Copy out every line containing the word "Приморского".

'''

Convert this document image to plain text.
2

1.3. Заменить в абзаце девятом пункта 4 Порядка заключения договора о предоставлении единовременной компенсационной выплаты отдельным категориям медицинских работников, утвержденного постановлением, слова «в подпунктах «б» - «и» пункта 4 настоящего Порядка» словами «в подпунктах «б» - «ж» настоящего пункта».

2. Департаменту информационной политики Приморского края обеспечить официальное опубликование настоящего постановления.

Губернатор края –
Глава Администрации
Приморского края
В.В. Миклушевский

'''

◆ Answer to this exercise ◆
2. Департаменту информационной политики Приморского края обеспечить официальное опубликование настоящего постановления.
Приморского края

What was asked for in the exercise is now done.